**Data supplied:**
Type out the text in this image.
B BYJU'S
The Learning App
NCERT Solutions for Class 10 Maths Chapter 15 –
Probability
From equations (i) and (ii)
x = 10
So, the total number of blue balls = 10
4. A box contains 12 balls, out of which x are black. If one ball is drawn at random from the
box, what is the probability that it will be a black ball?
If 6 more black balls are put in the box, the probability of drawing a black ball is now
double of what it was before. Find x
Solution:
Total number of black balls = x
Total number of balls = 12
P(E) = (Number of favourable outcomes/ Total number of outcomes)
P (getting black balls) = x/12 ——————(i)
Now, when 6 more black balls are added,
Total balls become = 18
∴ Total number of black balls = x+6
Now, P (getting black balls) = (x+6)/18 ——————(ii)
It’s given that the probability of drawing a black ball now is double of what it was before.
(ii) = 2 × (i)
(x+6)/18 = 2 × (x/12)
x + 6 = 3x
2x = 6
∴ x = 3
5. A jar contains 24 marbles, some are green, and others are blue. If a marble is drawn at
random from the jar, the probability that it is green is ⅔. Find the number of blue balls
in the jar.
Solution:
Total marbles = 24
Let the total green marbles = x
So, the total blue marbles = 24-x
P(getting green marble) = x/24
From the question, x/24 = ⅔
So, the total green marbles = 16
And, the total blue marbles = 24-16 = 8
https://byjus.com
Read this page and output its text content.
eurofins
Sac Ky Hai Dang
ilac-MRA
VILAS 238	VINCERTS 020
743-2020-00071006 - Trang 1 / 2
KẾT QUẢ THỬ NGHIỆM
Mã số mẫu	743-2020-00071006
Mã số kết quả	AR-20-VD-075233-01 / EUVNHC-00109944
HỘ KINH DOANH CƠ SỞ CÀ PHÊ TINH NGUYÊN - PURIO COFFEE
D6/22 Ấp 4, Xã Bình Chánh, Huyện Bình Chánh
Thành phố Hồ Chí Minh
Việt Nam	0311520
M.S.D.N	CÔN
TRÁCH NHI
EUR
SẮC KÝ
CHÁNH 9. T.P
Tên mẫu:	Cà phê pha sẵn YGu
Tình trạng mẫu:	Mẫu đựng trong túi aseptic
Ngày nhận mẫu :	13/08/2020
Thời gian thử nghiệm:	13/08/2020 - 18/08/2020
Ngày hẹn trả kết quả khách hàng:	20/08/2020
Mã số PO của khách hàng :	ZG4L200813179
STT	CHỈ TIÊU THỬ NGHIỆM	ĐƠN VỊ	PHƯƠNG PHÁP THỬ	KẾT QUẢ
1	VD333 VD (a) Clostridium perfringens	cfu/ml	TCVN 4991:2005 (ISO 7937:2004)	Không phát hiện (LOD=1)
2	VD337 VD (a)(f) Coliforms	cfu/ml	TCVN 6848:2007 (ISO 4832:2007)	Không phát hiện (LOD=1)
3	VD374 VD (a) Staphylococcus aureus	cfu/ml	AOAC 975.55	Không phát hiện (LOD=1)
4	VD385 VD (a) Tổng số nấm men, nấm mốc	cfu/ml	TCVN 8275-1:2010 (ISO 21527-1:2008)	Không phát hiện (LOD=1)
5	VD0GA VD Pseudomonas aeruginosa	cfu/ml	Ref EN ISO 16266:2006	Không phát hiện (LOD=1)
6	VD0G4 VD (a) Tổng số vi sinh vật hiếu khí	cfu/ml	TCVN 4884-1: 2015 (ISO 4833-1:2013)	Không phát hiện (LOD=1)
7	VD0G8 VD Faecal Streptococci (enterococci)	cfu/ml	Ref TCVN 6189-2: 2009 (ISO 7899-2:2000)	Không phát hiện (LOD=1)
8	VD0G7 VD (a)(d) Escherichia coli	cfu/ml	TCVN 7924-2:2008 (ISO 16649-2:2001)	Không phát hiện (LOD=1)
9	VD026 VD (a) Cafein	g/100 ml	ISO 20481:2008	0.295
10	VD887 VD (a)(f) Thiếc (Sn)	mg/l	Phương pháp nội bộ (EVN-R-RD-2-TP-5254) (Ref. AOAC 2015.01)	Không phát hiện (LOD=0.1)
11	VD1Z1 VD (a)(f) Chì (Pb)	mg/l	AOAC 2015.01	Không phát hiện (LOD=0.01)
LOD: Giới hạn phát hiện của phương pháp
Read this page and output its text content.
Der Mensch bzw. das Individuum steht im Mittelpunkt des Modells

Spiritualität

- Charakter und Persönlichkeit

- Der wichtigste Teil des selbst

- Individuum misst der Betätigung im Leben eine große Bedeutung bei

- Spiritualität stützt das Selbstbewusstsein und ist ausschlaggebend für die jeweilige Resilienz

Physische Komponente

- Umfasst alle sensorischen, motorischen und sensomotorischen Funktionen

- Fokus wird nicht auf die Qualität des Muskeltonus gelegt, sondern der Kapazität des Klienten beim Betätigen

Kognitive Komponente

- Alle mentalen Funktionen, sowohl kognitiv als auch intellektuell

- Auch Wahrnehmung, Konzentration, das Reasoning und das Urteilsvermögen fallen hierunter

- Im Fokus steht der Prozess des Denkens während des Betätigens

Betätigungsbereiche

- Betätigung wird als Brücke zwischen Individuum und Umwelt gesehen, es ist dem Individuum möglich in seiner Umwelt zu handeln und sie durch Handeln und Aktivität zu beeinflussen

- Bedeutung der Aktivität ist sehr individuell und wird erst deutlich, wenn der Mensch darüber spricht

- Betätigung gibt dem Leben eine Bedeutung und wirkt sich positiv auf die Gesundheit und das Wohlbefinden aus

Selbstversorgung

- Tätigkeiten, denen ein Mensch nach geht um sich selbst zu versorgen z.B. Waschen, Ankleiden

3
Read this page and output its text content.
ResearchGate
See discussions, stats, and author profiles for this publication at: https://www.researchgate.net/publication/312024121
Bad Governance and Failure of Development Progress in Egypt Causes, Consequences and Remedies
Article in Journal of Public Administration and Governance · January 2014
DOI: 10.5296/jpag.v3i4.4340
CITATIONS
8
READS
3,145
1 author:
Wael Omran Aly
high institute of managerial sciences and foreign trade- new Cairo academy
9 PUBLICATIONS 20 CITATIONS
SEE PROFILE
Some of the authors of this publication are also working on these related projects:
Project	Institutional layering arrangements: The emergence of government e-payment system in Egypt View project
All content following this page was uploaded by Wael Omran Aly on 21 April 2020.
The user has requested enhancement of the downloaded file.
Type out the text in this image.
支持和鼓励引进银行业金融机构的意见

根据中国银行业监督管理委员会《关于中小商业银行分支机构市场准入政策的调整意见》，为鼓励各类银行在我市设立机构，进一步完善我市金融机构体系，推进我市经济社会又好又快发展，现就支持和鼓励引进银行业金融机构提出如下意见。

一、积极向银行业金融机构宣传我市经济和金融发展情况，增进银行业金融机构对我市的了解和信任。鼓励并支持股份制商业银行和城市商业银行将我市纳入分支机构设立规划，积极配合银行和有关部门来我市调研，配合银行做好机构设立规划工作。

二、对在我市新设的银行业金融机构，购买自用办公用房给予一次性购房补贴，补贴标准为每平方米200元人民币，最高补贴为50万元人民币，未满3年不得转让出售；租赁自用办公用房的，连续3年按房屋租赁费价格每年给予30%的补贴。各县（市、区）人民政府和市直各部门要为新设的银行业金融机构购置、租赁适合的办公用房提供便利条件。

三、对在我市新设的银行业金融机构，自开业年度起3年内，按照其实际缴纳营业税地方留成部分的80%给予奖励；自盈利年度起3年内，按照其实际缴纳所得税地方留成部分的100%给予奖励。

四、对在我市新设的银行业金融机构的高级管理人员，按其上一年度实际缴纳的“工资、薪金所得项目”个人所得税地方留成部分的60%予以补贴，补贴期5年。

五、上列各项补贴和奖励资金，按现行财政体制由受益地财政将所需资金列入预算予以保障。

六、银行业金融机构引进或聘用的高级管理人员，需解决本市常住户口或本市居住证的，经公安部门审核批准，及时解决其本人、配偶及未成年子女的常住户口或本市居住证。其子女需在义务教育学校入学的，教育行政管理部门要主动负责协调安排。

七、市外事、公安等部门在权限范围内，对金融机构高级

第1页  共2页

**The problem:**
Show all lines from the records above where the word "black" occurs.

**Written solution:**
4. A box contains 12 balls, out of which x are black. If one ball is drawn at random from the
box, what is the probability that it will be a black ball?
If 6 more black balls are put in the box, the probability of drawing a black ball is now
Total number of black balls = x
P (getting black balls) = x/12 ——————(i)
Now, when 6 more black balls are added,
∴ Total number of black balls = x+6
Now, P (getting black balls) = (x+6)/18 ——————(ii)
It’s given that the probability of drawing a black ball now is double of what it was before.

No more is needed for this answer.